***** KUTIPAN TEKS *****

DPRD Sumbar Minta Aktivitas Koperasi Minyak Atsiri Mentawai Dihentikan Sementara
Komisi I DPRD Sumatera Barat meminta pembukaan lahan dan penebangan pohon oleh Koperasi Minyak Atsiri Mentawai dihentikan sementara hingga konflik antara koperasi dan masyarakat selesai.
PADANG, KOMPAS — Komisi I DPRD Sumatera Barat meminta aktivitas Koperasi Minyak Atsiri Mentawai dihentikan sementara hingga konflik antara koperasi dan masyarakat selesai. Sementara itu, masyarakat dan Koalisi Penyelamat Hutan Masa Depan Mentawai meminta pembukaan lahan dan penebangan pohon oleh koperasi di Desa Silabu dihentikan karena melanggar hak masyarakat.
Ketua Komisi I DPRD Sumbar Syamsul Bahri di Padang, Jumat (7/1/2022), mengatakan, koperasi tersebut memang sudah punya izin. Namun, karena ada penolakan dari 150 masyarakat Desa Silabu, Kecamatan Pagai Utara, dan timbul konflik, koperasi diminta menghentikan sementara aktivitasnya.
”Dinas Kehutanan Sumbar mohon disampaikan ke koperasi untuk sementara tidak beraktivitas dulu sebelum pada keputusan yang jelas,” kata Syamsul, dalam audiensi antara masyarakat, Koalisi Penyelamat Hutan Masa Depan Mentawai, dan Dinas Kehutanan Sumbar di kantor DPRD Sumbar, Jumat.
Dalam audiensi itu, perwakilan masyarakat dan koalisi menyampaikan penolakan mereka. Sementara dinas kehutanan memberikan penjelasan. Komisi I DPRD Sumbar memutuskan kembali mengadakan rapat dengar pendapat dengan seluruh pemangku kebijakan yang berkaitan dengan penerbitan izin kegiatan koperasi di Desa Silabu, termasuk perwakilan koperasi, pada Jumat depan.
Baca juga : Ratusan Warga di Mentawai Tolak Pembukaan Lahan oleh Koperasi Minyak Atsiri
Konflik antara masyarakat dan koperasi memanas sejak koperasi mulai membuka lahan dan menebang pohon di lahan masyarakat pada Oktober 2021. Koperasi melakukan aktivitas itu seusai mendapatkan izin pemanfaatan kayu kegiatan nonkehutanan (PKKNK) pada lahan seluas 1.500 hektar oleh Dinas Kehutanan Sumbar.
Riswan Amdensi Sakerebau (26), warga Desa Silabu yang menolak, mengatakan, keluarganya tidak pernah menyerahkan lahan dan mengizinkan pembukaan lahan dan penebangan pohon oleh koperasi. Ia juga mengaku, koperasi tidak pernah memberi tahu dan melibatkan keluarganya dalam kegiatan koperasi. ”Ada perampasan hak milik kami,” kata Riswan dalam audiensi.

*****

Menurut berita tentang Koperasi Minyak Atsiri Mentawai di atas, berapa luas lahan yang mendapat izin PKKNK dari Dinas Kehutanan Sumbar?

***** MATERI DITAMPILKAN *****

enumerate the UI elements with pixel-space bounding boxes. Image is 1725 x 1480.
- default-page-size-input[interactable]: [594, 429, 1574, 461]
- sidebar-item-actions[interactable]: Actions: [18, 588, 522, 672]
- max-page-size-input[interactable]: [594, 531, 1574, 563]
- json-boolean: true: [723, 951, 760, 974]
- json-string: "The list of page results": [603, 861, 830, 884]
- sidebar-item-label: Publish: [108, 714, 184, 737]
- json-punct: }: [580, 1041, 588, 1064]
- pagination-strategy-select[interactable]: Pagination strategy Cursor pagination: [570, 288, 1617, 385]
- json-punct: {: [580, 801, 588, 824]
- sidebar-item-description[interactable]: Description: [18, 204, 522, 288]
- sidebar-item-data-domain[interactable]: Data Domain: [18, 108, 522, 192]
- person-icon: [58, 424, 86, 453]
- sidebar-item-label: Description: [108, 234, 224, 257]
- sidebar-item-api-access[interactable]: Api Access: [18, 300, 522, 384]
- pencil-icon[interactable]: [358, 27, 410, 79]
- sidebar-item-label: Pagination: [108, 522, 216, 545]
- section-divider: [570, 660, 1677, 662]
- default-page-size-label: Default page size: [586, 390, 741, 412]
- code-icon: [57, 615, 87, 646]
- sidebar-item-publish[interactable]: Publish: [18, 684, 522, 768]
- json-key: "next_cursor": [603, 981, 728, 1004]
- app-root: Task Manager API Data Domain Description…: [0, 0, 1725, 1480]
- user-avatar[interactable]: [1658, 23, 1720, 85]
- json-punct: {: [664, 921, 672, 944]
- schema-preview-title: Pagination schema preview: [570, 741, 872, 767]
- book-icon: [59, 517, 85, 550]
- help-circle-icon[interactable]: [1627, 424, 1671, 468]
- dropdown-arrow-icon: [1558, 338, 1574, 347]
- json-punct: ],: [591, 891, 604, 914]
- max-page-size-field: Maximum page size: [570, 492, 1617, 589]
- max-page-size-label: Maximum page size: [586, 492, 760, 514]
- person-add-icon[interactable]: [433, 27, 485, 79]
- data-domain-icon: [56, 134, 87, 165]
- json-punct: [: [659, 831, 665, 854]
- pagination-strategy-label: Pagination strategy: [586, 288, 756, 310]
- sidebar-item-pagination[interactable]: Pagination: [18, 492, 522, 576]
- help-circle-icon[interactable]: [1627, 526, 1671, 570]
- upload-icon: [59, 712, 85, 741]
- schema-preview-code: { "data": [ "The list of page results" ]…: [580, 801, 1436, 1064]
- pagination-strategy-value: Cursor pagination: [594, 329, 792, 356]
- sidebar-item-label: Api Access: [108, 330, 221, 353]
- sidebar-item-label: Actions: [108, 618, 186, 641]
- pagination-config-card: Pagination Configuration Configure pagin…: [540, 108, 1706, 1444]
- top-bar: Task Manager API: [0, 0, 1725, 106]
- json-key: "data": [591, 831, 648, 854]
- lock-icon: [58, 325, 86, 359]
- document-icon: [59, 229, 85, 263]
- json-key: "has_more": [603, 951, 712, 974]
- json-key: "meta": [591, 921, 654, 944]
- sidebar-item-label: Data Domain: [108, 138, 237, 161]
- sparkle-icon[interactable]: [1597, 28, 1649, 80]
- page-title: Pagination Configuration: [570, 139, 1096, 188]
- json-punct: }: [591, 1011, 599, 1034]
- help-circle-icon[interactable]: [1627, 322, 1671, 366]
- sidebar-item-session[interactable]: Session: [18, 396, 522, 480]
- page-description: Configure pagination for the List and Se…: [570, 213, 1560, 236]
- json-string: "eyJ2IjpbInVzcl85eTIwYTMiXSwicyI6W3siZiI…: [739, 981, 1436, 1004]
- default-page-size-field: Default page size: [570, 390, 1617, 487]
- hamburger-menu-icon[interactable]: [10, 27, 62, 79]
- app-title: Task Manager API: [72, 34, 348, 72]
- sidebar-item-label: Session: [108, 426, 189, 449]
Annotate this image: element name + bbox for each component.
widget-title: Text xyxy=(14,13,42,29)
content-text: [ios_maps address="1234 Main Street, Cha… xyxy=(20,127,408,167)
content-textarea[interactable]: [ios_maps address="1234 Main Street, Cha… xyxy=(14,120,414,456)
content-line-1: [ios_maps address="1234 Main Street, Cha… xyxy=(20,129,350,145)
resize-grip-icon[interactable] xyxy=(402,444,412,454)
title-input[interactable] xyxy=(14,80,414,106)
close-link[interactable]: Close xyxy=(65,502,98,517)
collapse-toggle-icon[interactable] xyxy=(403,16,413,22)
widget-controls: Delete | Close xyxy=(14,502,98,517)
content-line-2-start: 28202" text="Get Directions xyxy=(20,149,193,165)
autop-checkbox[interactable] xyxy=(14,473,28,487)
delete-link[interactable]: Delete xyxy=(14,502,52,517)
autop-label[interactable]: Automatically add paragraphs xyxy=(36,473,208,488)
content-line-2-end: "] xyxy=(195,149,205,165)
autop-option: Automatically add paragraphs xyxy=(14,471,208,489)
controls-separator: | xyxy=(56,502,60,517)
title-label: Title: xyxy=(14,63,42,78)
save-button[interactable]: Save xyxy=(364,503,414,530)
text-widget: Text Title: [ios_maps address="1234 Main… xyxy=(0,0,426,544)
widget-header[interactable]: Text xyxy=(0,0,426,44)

*****

JAWABAN TUGAS:
Lahan seluas 1.500 hektar.